Pull every line of the entries that has the word "this".
--- --- ---
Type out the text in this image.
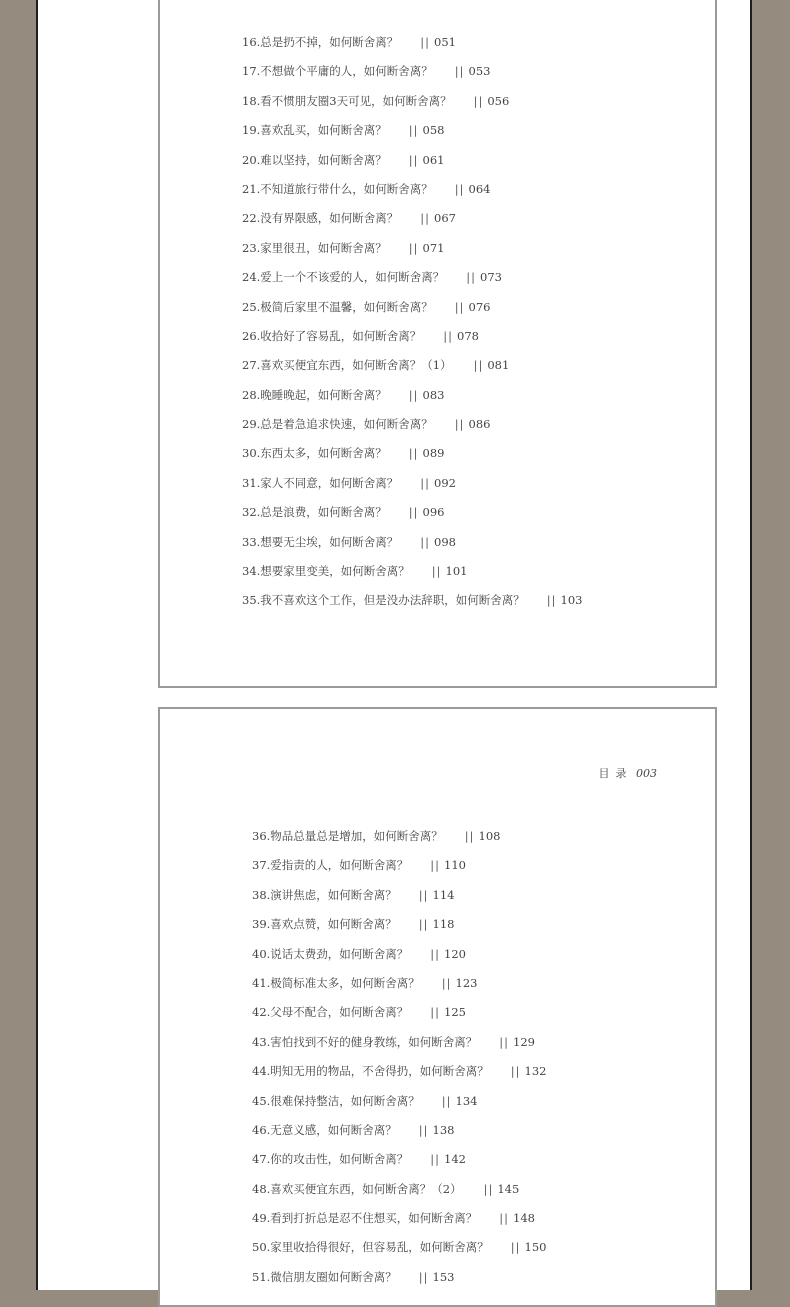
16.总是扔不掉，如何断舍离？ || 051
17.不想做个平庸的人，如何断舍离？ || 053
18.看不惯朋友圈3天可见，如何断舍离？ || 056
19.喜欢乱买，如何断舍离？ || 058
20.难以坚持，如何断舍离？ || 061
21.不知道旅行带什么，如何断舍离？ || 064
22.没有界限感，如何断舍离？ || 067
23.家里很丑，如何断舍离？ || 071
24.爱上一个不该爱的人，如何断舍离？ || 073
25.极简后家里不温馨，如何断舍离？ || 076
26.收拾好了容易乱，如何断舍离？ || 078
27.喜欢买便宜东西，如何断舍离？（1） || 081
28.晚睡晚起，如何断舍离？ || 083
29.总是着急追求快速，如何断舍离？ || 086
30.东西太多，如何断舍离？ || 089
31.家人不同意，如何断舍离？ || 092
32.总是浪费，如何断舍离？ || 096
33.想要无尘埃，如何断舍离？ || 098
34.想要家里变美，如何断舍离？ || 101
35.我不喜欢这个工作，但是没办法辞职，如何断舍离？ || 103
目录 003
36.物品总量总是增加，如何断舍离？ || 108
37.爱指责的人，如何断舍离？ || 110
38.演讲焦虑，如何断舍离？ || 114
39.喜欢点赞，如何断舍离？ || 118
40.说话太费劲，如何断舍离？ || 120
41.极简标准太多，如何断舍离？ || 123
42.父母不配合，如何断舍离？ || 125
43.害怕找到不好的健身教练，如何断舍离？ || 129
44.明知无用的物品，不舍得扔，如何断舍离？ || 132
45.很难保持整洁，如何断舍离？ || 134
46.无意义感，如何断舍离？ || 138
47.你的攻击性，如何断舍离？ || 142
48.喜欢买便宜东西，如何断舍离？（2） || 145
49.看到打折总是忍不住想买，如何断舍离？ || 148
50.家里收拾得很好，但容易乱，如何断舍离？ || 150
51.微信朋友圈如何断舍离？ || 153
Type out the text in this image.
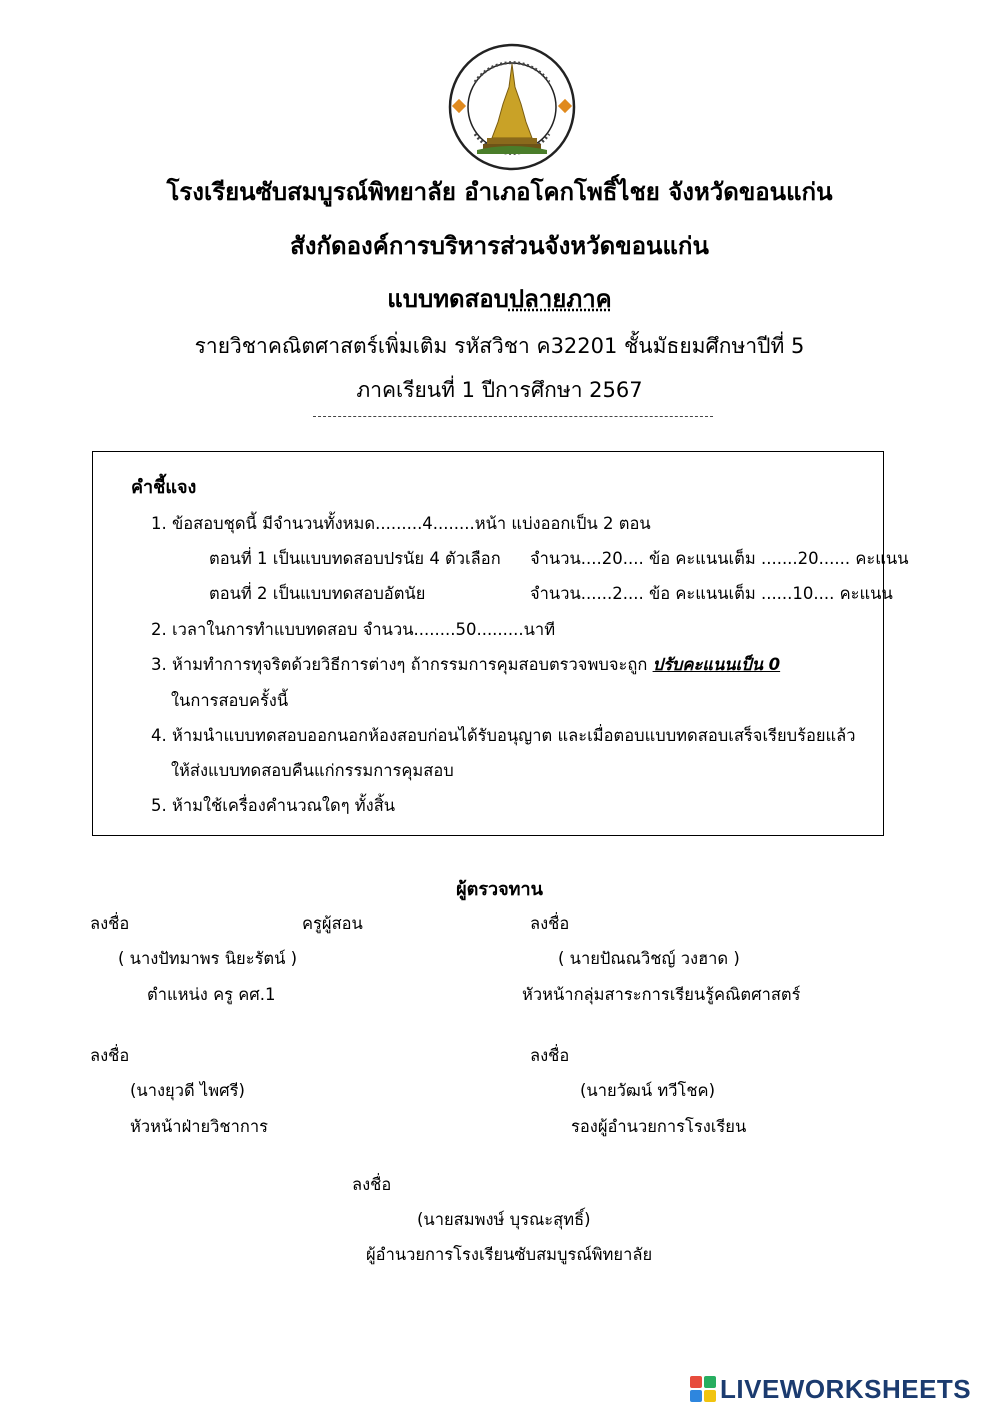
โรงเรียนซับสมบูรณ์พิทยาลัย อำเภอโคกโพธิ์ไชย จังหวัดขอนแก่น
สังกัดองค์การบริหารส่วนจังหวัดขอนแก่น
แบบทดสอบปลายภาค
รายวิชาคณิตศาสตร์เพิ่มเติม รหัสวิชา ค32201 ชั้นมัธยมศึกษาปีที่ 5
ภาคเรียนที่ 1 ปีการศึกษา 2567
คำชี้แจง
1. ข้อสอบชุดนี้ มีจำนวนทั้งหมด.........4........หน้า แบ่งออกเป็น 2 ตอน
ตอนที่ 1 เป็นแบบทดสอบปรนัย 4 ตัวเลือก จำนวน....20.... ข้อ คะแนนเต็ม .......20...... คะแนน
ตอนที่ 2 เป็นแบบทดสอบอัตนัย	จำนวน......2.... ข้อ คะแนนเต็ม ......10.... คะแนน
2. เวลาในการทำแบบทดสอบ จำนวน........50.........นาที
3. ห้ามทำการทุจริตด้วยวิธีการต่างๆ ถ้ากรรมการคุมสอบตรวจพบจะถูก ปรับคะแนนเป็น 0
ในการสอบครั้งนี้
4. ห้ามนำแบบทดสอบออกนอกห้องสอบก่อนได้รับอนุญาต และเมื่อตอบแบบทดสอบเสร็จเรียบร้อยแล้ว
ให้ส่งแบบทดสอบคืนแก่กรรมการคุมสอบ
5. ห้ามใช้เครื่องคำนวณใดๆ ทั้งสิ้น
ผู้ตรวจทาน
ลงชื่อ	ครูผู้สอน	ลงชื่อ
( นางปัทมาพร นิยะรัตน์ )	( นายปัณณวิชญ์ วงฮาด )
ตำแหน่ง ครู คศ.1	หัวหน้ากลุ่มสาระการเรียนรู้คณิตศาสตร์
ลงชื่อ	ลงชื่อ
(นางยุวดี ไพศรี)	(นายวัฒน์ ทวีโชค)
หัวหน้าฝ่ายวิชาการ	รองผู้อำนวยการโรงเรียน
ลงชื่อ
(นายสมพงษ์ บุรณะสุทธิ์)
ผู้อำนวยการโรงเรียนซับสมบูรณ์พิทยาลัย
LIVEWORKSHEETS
--- --- ---
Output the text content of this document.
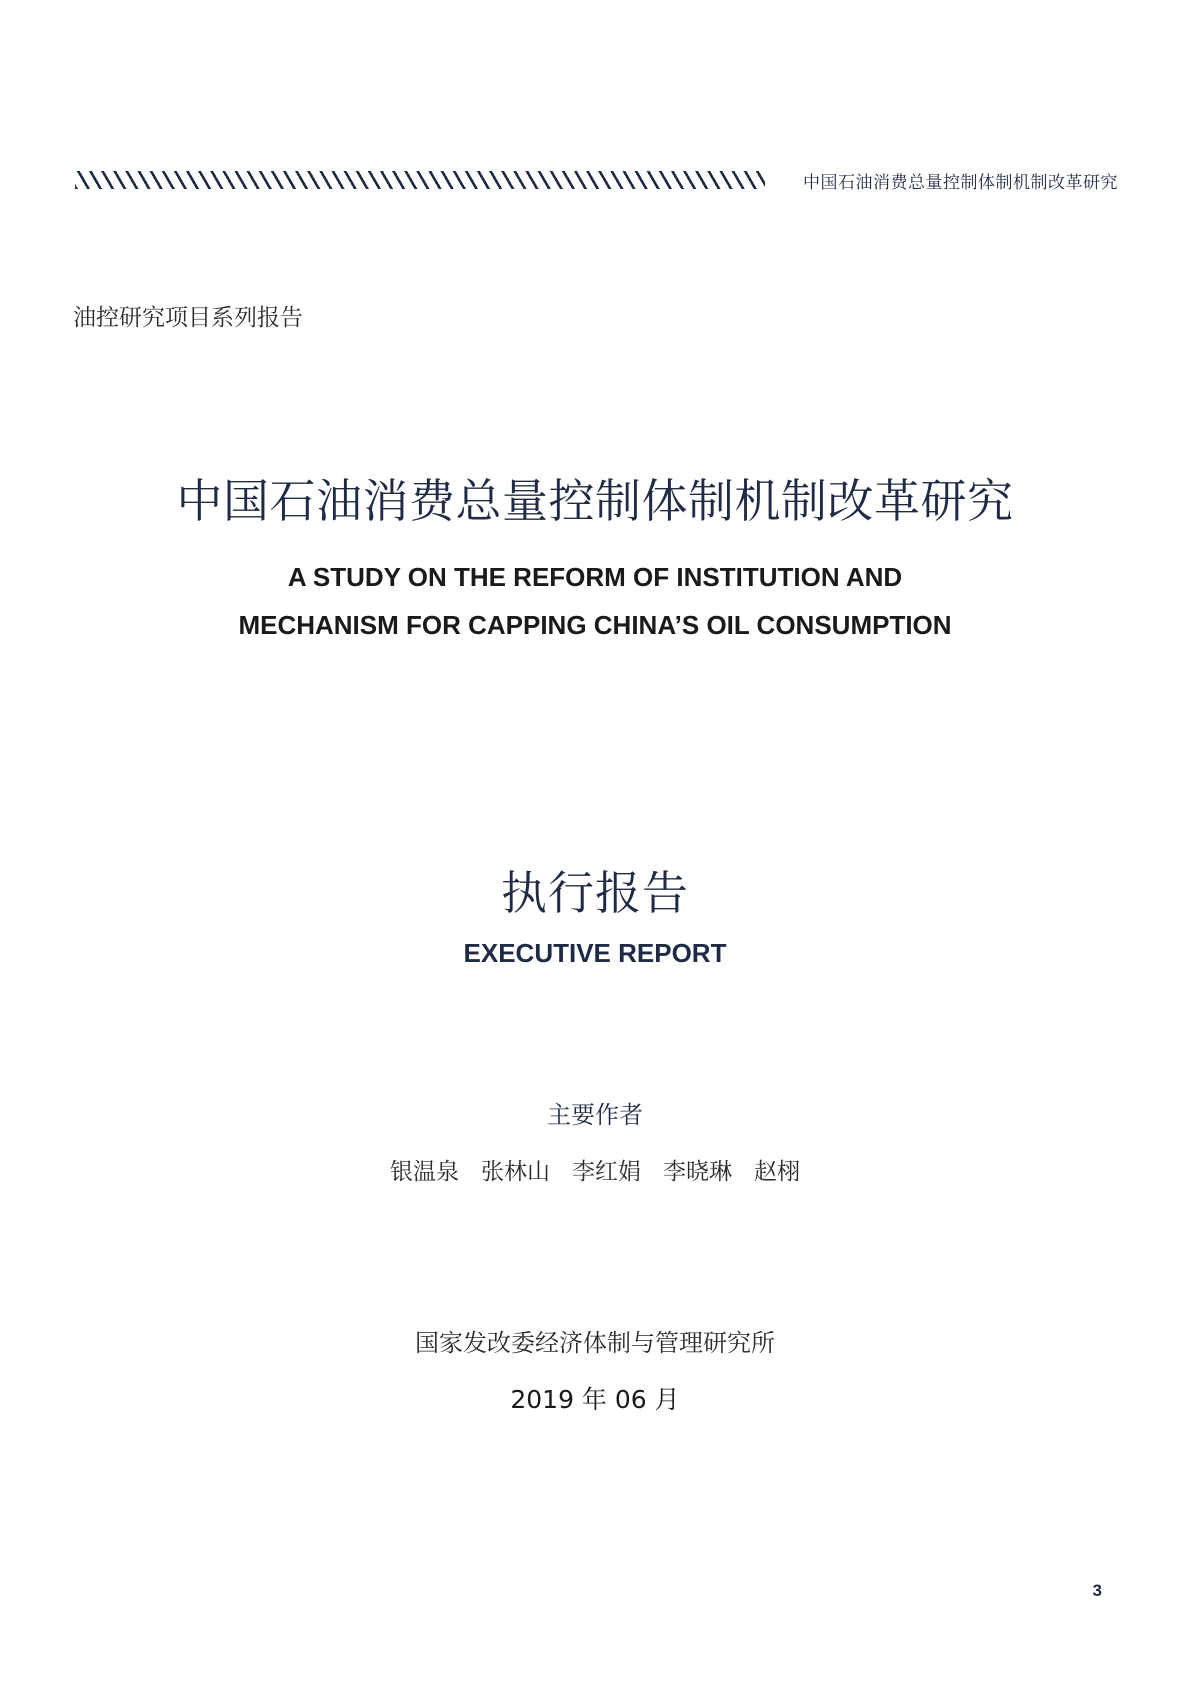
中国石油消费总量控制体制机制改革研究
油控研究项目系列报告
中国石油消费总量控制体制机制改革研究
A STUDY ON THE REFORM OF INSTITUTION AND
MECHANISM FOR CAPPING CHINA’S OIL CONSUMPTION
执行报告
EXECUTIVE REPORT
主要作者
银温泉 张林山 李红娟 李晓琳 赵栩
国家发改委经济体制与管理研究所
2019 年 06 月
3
--- --- ---
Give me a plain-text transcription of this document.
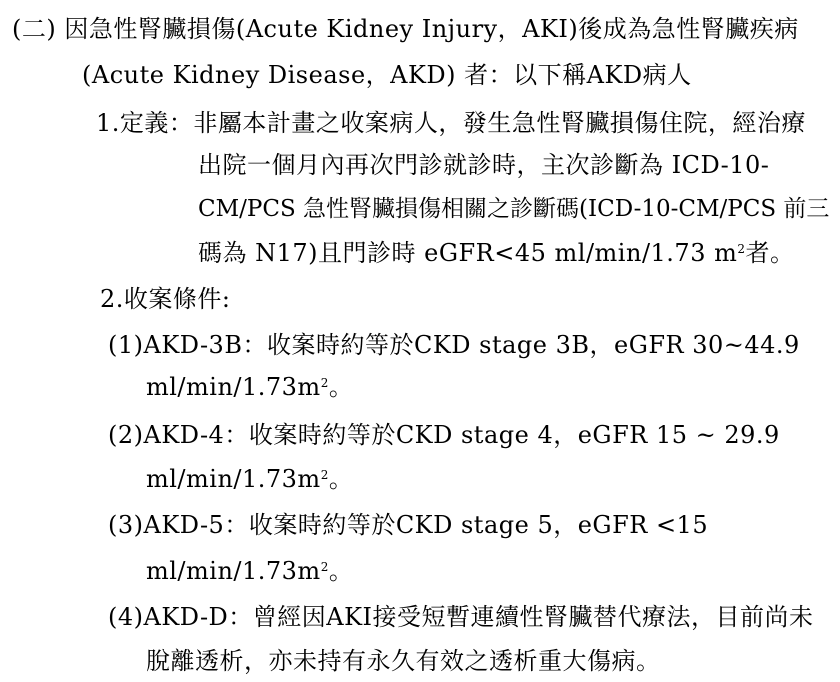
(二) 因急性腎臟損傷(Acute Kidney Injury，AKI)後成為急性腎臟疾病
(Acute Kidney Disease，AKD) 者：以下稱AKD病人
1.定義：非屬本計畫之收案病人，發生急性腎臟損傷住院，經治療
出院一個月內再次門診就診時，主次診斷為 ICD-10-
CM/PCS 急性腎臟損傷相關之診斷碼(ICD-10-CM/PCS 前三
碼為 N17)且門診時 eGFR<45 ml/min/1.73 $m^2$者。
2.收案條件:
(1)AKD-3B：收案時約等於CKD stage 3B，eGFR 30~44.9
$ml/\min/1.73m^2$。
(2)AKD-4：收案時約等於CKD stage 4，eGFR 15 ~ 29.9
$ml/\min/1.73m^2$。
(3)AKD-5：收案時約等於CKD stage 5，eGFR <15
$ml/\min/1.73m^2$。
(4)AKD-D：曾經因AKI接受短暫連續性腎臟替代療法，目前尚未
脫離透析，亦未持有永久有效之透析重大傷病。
--- --- ---
ANSWER BELOW |
Type out the text in this image.
Type out the text in this image.
Output the text content of this document.
Give me a plain-text transcription of this document.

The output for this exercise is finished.